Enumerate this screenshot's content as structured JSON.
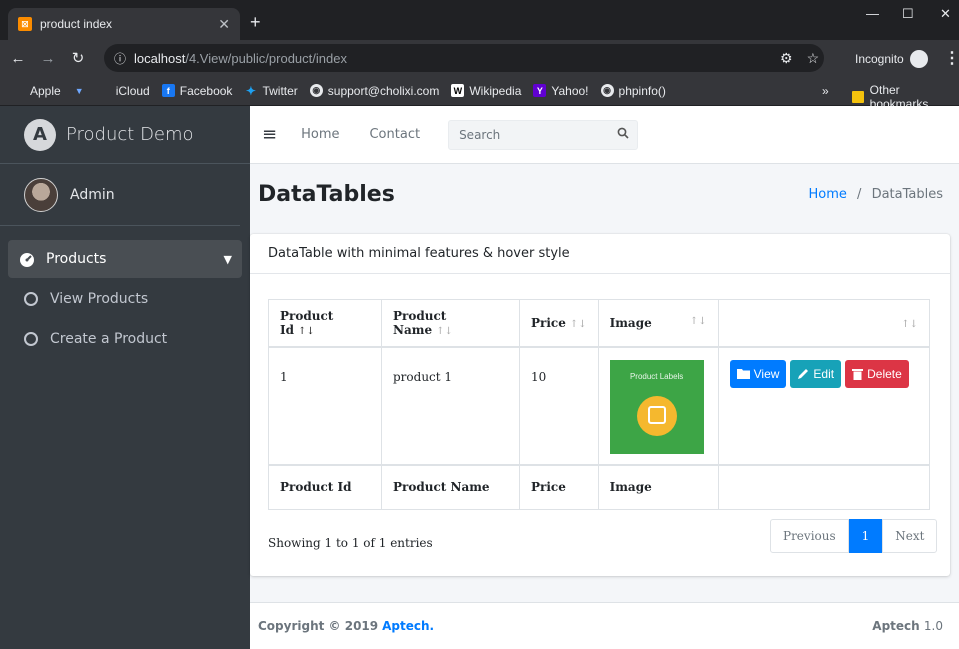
{
  "browser": {
    "tab_title": "product index",
    "tab_favicon": "xampp-icon",
    "url_host": "localhost",
    "url_path": "/4.View/public/product/index",
    "incognito_label": "Incognito",
    "bookmarks": [
      "Apple",
      "iCloud",
      "Facebook",
      "Twitter",
      "support@cholixi.com",
      "Wikipedia",
      "Yahoo!",
      "phpinfo()"
    ],
    "other_bookmarks": "Other bookmarks",
    "more_glyph": "»"
  },
  "sidebar": {
    "brand": "Product Demo",
    "user": "Admin",
    "menu": {
      "label": "Products",
      "items": [
        "View Products",
        "Create a Product"
      ]
    }
  },
  "topnav": {
    "links": [
      "Home",
      "Contact"
    ],
    "search_placeholder": "Search"
  },
  "page": {
    "title": "DataTables",
    "breadcrumb": [
      "Home",
      "DataTables"
    ],
    "breadcrumb_sep": "/"
  },
  "card": {
    "title": "DataTable with minimal features & hover style",
    "columns": [
      "Product Id",
      "Product Name",
      "Price",
      "Image"
    ],
    "rows": [
      {
        "id": "1",
        "name": "product 1",
        "price": "10",
        "image_caption": "Product Labels"
      }
    ],
    "actions": {
      "view": "View",
      "edit": "Edit",
      "delete": "Delete"
    },
    "info": "Showing 1 to 1 of 1 entries",
    "pagination": {
      "previous": "Previous",
      "page": "1",
      "next": "Next"
    }
  },
  "footer": {
    "copyright": "Copyright © 2019",
    "brand": "Aptech.",
    "version_name": "Aptech",
    "version": "1.0"
  },
  "colors": {
    "primary": "#007bff",
    "info": "#17a2b8",
    "danger": "#dc3545",
    "sidebar": "#343a40"
  }
}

◇ ◇ ◇

WHAT THIS TASK INVOLVES: Report how many lines in the entries hold the string "bookmarks". Nothing but the number is wanted.

TASK RESPONSE: 2